## Short problem
Set down the material once more, exactly as it appears.

━━ Data records ━━

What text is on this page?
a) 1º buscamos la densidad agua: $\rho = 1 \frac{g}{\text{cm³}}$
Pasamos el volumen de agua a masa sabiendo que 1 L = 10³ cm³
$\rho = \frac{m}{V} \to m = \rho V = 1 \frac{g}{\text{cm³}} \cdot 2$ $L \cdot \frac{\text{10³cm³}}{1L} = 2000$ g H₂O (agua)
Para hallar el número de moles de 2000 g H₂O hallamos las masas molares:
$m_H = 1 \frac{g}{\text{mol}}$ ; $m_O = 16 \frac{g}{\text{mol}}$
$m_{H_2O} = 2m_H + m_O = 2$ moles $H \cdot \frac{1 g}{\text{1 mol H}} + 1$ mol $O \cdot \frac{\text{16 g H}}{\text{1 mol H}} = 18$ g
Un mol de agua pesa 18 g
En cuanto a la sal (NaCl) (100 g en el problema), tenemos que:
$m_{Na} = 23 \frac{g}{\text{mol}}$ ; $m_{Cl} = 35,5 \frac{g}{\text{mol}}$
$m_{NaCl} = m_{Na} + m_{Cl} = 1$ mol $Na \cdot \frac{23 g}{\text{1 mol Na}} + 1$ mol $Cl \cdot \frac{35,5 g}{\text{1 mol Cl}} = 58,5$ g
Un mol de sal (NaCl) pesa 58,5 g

━━━

## Response
What text is on this page?
a) 1º buscamos la densidad agua: $\rho = 1 \frac{g}{\text{cm³}}$
Pasamos el volumen de agua a masa sabiendo que 1 L = 10³ cm³
$\rho = \frac{m}{V} \to m = \rho V = 1 \frac{g}{\text{cm³}} \cdot 2$ $L \cdot \frac{\text{10³cm³}}{1L} = 2000$ g H₂O (agua)
Para hallar el número de moles de 2000 g H₂O hallamos las masas molares:
$m_H = 1 \frac{g}{\text{mol}}$ ; $m_O = 16 \frac{g}{\text{mol}}$
$m_{H_2O} = 2m_H + m_O = 2$ moles $H \cdot \frac{1 g}{\text{1 mol H}} + 1$ mol $O \cdot \frac{\text{16 g H}}{\text{1 mol H}} = 18$ g
Un mol de agua pesa 18 g
En cuanto a la sal (NaCl) (100 g en el problema), tenemos que:
$m_{Na} = 23 \frac{g}{\text{mol}}$ ; $m_{Cl} = 35,5 \frac{g}{\text{mol}}$
$m_{NaCl} = m_{Na} + m_{Cl} = 1$ mol $Na \cdot \frac{23 g}{\text{1 mol Na}} + 1$ mol $Cl \cdot \frac{35,5 g}{\text{1 mol Cl}} = 58,5$ g
Un mol de sal (NaCl) pesa 58,5 g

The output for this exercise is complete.